• WRITTEN PROBLEM: Copy all of the data below line for line, with no changes.

[start]

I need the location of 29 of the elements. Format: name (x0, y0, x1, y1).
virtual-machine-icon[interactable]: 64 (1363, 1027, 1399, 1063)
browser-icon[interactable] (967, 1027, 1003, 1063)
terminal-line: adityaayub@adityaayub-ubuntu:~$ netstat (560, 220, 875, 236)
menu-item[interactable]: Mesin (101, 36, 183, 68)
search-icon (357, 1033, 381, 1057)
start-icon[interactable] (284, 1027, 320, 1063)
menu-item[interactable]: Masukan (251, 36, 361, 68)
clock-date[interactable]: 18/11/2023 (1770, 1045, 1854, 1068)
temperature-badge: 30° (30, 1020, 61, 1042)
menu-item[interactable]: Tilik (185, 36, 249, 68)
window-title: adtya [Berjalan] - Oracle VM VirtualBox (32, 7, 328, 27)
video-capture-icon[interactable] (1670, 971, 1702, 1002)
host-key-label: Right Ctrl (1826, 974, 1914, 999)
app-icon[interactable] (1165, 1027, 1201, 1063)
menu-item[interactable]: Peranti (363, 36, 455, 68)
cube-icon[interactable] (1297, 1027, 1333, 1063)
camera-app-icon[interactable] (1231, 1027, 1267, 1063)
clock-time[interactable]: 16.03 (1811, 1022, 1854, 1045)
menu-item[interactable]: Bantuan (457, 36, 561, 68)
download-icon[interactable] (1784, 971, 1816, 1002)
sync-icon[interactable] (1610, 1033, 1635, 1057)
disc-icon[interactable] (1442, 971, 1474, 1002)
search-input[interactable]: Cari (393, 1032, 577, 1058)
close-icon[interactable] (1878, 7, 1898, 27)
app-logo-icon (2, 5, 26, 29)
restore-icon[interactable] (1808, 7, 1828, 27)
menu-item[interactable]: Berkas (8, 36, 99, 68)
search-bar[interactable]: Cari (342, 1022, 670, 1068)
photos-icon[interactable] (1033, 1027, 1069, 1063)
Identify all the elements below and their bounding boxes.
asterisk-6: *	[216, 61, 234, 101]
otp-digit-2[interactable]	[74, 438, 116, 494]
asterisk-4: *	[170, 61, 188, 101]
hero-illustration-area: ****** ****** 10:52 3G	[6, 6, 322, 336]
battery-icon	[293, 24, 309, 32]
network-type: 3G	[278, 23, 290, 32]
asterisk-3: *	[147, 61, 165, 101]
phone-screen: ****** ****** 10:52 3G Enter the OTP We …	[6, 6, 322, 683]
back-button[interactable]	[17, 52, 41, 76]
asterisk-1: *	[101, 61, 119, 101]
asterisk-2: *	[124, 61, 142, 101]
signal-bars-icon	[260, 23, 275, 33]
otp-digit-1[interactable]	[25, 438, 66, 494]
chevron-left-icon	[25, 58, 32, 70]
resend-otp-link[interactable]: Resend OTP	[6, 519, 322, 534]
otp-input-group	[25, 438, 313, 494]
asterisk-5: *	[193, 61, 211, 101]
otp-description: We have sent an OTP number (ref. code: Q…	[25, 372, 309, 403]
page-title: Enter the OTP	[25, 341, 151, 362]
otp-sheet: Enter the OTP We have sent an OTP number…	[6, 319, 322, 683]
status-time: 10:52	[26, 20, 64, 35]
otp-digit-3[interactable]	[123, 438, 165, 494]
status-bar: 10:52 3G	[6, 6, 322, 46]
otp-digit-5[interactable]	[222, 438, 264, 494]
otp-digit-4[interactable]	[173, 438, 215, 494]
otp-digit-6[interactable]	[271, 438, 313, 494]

[end]

• SOLUTION FOR THIS PROBLEM:
I need the location of 29 of the elements. Format: name (x0, y0, x1, y1).
virtual-machine-icon[interactable]: 64 (1363, 1027, 1399, 1063)
browser-icon[interactable] (967, 1027, 1003, 1063)
terminal-line: adityaayub@adityaayub-ubuntu:~$ netstat (560, 220, 875, 236)
menu-item[interactable]: Mesin (101, 36, 183, 68)
search-icon (357, 1033, 381, 1057)
start-icon[interactable] (284, 1027, 320, 1063)
menu-item[interactable]: Masukan (251, 36, 361, 68)
clock-date[interactable]: 18/11/2023 (1770, 1045, 1854, 1068)
temperature-badge: 30° (30, 1020, 61, 1042)
menu-item[interactable]: Tilik (185, 36, 249, 68)
window-title: adtya [Berjalan] - Oracle VM VirtualBox (32, 7, 328, 27)
video-capture-icon[interactable] (1670, 971, 1702, 1002)
host-key-label: Right Ctrl (1826, 974, 1914, 999)
app-icon[interactable] (1165, 1027, 1201, 1063)
menu-item[interactable]: Peranti (363, 36, 455, 68)
cube-icon[interactable] (1297, 1027, 1333, 1063)
camera-app-icon[interactable] (1231, 1027, 1267, 1063)
clock-time[interactable]: 16.03 (1811, 1022, 1854, 1045)
menu-item[interactable]: Bantuan (457, 36, 561, 68)
download-icon[interactable] (1784, 971, 1816, 1002)
sync-icon[interactable] (1610, 1033, 1635, 1057)
disc-icon[interactable] (1442, 971, 1474, 1002)
search-input[interactable]: Cari (393, 1032, 577, 1058)
close-icon[interactable] (1878, 7, 1898, 27)
app-logo-icon (2, 5, 26, 29)
restore-icon[interactable] (1808, 7, 1828, 27)
menu-item[interactable]: Berkas (8, 36, 99, 68)
search-bar[interactable]: Cari (342, 1022, 670, 1068)
photos-icon[interactable] (1033, 1027, 1069, 1063)
Identify all the elements below and their bounding boxes.
asterisk-6: *	[216, 61, 234, 101]
otp-digit-2[interactable]	[74, 438, 116, 494]
asterisk-4: *	[170, 61, 188, 101]
hero-illustration-area: ****** ****** 10:52 3G	[6, 6, 322, 336]
battery-icon	[293, 24, 309, 32]
network-type: 3G	[278, 23, 290, 32]
asterisk-3: *	[147, 61, 165, 101]
phone-screen: ****** ****** 10:52 3G Enter the OTP We …	[6, 6, 322, 683]
back-button[interactable]	[17, 52, 41, 76]
asterisk-1: *	[101, 61, 119, 101]
asterisk-2: *	[124, 61, 142, 101]
signal-bars-icon	[260, 23, 275, 33]
otp-digit-1[interactable]	[25, 438, 66, 494]
chevron-left-icon	[25, 58, 32, 70]
resend-otp-link[interactable]: Resend OTP	[6, 519, 322, 534]
otp-input-group	[25, 438, 313, 494]
asterisk-5: *	[193, 61, 211, 101]
otp-description: We have sent an OTP number (ref. code: Q…	[25, 372, 309, 403]
page-title: Enter the OTP	[25, 341, 151, 362]
otp-sheet: Enter the OTP We have sent an OTP number…	[6, 319, 322, 683]
status-time: 10:52	[26, 20, 64, 35]
otp-digit-3[interactable]	[123, 438, 165, 494]
status-bar: 10:52 3G	[6, 6, 322, 46]
otp-digit-5[interactable]	[222, 438, 264, 494]
otp-digit-4[interactable]	[173, 438, 215, 494]
otp-digit-6[interactable]	[271, 438, 313, 494]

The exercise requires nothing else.